**TASK OBJECTIVE:**
Return the records exactly as they are.

**ENTRIES:**
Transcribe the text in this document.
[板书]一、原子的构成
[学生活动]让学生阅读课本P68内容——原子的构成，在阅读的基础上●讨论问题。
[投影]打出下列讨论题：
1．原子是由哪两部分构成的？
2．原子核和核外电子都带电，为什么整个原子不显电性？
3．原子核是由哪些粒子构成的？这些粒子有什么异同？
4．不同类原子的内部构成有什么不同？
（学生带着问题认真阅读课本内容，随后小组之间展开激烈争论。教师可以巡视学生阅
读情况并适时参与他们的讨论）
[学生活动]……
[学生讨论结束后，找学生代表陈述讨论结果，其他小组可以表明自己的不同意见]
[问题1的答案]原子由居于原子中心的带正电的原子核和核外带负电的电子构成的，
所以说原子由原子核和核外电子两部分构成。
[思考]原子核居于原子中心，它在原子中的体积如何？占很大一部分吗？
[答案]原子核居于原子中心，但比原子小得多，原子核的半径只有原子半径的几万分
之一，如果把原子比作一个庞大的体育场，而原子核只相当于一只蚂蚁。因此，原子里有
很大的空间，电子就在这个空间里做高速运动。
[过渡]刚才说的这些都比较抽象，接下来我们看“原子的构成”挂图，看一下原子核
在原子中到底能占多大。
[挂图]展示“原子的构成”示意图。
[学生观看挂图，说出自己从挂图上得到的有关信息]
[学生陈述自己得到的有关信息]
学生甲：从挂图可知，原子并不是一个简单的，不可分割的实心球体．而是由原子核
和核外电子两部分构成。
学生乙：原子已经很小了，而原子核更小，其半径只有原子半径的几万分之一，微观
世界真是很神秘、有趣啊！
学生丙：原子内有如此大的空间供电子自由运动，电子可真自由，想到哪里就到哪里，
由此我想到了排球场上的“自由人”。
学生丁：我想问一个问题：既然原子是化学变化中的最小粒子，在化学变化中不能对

**COMPLETE OUTPUT:**
Transcribe the text in this document.
[板书]一、原子的构成
[学生活动]让学生阅读课本P68内容——原子的构成，在阅读的基础上●讨论问题。
[投影]打出下列讨论题：
1．原子是由哪两部分构成的？
2．原子核和核外电子都带电，为什么整个原子不显电性？
3．原子核是由哪些粒子构成的？这些粒子有什么异同？
4．不同类原子的内部构成有什么不同？
（学生带着问题认真阅读课本内容，随后小组之间展开激烈争论。教师可以巡视学生阅
读情况并适时参与他们的讨论）
[学生活动]……
[学生讨论结束后，找学生代表陈述讨论结果，其他小组可以表明自己的不同意见]
[问题1的答案]原子由居于原子中心的带正电的原子核和核外带负电的电子构成的，
所以说原子由原子核和核外电子两部分构成。
[思考]原子核居于原子中心，它在原子中的体积如何？占很大一部分吗？
[答案]原子核居于原子中心，但比原子小得多，原子核的半径只有原子半径的几万分
之一，如果把原子比作一个庞大的体育场，而原子核只相当于一只蚂蚁。因此，原子里有
很大的空间，电子就在这个空间里做高速运动。
[过渡]刚才说的这些都比较抽象，接下来我们看“原子的构成”挂图，看一下原子核
在原子中到底能占多大。
[挂图]展示“原子的构成”示意图。
[学生观看挂图，说出自己从挂图上得到的有关信息]
[学生陈述自己得到的有关信息]
学生甲：从挂图可知，原子并不是一个简单的，不可分割的实心球体．而是由原子核
和核外电子两部分构成。
学生乙：原子已经很小了，而原子核更小，其半径只有原子半径的几万分之一，微观
世界真是很神秘、有趣啊！
学生丙：原子内有如此大的空间供电子自由运动，电子可真自由，想到哪里就到哪里，
由此我想到了排球场上的“自由人”。
学生丁：我想问一个问题：既然原子是化学变化中的最小粒子，在化学变化中不能对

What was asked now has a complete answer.